Pick out the lines below that include the string "Крупа".
********************
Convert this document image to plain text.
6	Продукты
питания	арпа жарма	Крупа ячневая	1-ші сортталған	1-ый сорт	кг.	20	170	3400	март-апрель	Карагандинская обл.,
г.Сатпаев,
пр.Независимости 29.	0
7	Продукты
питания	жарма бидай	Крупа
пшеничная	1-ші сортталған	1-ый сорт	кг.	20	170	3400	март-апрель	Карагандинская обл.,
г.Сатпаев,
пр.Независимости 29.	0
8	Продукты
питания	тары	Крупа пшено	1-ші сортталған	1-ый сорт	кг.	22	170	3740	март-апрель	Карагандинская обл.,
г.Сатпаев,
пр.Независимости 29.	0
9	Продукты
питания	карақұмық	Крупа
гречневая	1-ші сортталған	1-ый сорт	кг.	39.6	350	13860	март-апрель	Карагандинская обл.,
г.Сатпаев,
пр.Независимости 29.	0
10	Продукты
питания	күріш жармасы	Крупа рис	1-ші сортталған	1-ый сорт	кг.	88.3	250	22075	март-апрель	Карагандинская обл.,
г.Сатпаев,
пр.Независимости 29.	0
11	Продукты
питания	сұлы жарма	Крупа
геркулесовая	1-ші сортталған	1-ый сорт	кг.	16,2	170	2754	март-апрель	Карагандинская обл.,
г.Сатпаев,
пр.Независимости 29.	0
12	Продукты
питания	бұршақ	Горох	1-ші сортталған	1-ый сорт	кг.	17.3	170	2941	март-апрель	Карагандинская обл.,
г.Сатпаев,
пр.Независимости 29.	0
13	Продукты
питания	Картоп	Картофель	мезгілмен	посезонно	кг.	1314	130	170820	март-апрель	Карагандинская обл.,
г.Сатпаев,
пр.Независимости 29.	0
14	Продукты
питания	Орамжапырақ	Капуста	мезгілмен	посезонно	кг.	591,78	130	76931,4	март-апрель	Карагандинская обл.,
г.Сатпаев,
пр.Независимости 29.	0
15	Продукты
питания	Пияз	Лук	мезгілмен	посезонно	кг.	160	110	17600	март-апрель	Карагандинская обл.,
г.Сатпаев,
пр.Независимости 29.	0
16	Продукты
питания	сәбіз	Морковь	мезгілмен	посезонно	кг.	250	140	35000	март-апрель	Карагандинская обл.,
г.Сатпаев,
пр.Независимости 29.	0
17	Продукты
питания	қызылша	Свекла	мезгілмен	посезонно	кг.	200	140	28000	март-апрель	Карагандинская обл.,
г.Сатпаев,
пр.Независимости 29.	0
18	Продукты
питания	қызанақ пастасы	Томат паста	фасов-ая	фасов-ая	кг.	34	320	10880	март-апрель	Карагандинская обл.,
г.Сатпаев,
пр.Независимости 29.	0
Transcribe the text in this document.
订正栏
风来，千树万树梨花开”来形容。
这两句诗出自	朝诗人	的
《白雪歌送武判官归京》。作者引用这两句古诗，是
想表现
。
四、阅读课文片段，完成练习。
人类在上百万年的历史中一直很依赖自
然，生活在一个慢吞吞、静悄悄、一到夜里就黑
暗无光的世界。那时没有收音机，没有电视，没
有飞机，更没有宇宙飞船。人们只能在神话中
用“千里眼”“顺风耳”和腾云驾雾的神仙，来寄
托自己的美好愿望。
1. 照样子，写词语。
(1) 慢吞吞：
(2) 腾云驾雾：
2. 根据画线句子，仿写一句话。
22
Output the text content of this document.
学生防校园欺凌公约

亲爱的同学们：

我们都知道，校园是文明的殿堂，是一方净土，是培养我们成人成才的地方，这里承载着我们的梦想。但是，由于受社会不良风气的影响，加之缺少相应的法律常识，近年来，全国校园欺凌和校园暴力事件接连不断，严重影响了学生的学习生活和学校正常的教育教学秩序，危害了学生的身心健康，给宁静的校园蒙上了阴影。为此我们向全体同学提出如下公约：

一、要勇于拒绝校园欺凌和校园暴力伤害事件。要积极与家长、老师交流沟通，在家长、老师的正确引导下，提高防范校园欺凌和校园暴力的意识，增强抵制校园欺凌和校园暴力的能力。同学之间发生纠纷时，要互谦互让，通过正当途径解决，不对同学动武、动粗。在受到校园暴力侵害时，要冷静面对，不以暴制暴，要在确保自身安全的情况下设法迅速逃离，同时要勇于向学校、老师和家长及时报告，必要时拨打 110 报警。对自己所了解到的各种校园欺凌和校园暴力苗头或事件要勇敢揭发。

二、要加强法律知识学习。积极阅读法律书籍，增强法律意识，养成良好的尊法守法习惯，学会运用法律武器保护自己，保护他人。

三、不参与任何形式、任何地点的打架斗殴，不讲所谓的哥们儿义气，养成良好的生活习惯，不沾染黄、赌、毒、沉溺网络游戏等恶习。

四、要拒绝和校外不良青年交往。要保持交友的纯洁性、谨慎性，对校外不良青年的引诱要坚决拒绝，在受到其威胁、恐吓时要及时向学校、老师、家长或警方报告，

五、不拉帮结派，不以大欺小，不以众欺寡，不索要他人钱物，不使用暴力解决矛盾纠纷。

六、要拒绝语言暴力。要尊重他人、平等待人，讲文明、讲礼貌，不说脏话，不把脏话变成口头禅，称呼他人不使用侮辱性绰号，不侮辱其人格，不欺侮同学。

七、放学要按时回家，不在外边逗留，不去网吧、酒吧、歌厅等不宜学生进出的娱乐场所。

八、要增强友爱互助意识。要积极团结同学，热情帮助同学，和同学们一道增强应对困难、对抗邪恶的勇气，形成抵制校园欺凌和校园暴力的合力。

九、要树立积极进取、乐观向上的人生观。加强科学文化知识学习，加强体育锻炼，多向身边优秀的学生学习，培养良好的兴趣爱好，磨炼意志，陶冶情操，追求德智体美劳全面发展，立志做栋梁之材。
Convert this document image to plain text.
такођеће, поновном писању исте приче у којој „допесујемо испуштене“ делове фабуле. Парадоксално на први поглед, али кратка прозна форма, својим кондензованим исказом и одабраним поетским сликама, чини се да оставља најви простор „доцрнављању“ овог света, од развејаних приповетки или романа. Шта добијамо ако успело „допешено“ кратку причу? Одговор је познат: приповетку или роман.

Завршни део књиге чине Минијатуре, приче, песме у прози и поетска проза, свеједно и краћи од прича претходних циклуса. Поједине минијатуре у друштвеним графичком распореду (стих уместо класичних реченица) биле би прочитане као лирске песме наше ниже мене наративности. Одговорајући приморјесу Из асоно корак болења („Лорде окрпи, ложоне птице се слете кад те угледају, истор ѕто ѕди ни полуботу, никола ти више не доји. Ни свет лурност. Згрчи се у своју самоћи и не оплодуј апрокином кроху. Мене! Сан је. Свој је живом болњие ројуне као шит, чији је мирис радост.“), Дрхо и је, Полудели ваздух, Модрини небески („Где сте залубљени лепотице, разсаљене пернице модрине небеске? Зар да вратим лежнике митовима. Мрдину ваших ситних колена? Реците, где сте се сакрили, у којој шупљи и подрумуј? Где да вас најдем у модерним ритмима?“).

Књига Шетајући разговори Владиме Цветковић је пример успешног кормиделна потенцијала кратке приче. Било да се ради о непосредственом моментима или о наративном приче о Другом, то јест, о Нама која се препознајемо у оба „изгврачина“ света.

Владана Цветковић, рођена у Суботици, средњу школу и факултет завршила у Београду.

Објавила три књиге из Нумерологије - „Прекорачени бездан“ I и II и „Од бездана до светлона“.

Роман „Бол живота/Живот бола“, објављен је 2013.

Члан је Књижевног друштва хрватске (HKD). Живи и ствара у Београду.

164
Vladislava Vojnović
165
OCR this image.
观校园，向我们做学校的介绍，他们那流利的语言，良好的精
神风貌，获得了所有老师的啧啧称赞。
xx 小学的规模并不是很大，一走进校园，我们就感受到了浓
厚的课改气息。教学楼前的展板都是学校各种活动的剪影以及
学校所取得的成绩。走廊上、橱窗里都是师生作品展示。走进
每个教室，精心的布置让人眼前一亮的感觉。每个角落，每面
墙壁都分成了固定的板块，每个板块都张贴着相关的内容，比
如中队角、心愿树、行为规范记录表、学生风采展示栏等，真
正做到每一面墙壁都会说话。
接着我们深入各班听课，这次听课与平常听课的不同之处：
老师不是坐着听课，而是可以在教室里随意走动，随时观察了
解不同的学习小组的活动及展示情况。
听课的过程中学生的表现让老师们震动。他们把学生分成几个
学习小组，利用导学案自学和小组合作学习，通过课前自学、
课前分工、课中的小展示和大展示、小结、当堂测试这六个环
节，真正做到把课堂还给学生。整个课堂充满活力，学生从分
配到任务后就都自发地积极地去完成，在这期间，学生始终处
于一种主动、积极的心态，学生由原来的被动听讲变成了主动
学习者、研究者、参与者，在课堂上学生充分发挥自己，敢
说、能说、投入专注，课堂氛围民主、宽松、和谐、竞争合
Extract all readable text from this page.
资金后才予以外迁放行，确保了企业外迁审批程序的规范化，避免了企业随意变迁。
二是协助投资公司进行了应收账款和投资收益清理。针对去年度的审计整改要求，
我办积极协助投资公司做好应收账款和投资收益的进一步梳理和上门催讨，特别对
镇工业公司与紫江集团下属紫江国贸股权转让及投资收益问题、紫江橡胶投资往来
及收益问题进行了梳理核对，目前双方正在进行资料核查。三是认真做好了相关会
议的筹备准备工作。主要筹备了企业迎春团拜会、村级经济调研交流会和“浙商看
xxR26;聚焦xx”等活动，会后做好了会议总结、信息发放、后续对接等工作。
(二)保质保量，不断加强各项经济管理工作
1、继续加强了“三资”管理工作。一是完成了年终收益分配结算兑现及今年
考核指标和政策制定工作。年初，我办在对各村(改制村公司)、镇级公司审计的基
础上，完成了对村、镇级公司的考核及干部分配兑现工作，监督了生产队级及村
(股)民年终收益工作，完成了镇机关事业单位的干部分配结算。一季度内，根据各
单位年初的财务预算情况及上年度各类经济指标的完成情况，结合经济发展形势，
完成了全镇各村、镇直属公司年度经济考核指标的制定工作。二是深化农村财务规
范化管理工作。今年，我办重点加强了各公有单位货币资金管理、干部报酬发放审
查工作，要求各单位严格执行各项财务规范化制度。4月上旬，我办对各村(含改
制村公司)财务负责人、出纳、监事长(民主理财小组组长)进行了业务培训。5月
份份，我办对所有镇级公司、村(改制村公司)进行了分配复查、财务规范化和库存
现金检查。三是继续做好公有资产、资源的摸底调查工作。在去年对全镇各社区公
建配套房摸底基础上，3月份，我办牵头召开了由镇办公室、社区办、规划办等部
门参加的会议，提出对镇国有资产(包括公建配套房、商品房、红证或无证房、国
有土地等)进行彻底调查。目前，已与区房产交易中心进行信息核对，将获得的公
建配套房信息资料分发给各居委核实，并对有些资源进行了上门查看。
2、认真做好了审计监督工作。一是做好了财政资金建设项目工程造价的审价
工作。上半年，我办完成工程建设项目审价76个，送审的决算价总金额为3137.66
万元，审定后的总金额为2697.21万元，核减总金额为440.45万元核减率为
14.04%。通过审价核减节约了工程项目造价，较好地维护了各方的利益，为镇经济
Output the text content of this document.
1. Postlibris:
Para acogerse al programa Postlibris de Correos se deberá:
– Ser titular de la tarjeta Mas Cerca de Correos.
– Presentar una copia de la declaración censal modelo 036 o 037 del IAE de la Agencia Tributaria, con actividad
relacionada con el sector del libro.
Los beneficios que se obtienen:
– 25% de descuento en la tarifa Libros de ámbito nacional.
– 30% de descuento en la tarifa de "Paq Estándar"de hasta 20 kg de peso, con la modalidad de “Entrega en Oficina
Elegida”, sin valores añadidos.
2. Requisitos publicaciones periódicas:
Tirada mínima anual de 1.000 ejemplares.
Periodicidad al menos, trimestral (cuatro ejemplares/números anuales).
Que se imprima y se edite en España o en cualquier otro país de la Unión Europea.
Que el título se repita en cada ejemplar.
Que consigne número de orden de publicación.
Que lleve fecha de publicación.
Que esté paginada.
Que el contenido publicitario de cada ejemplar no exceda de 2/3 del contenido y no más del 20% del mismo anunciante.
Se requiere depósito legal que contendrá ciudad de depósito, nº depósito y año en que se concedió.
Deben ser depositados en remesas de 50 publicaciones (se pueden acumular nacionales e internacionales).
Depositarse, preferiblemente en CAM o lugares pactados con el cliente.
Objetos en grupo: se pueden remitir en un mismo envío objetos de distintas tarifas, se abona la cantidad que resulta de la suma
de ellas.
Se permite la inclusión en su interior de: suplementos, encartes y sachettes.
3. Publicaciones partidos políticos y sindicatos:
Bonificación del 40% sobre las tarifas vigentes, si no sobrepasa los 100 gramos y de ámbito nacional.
********************
**Solved exercise**.
питания	арпа жарма	Крупа ячневая	1-ші сортталған	1-ый сорт	кг.	20	170	3400	март-апрель	Карагандинская обл.,
питания	жарма бидай	Крупа
питания	тары	Крупа пшено	1-ші сортталған	1-ый сорт	кг.	22	170	3740	март-апрель	Карагандинская обл.,
питания	карақұмық	Крупа
питания	күріш жармасы	Крупа рис	1-ші сортталған	1-ый сорт	кг.	88.3	250	22075	март-апрель	Карагандинская обл.,
питания	сұлы жарма	Крупа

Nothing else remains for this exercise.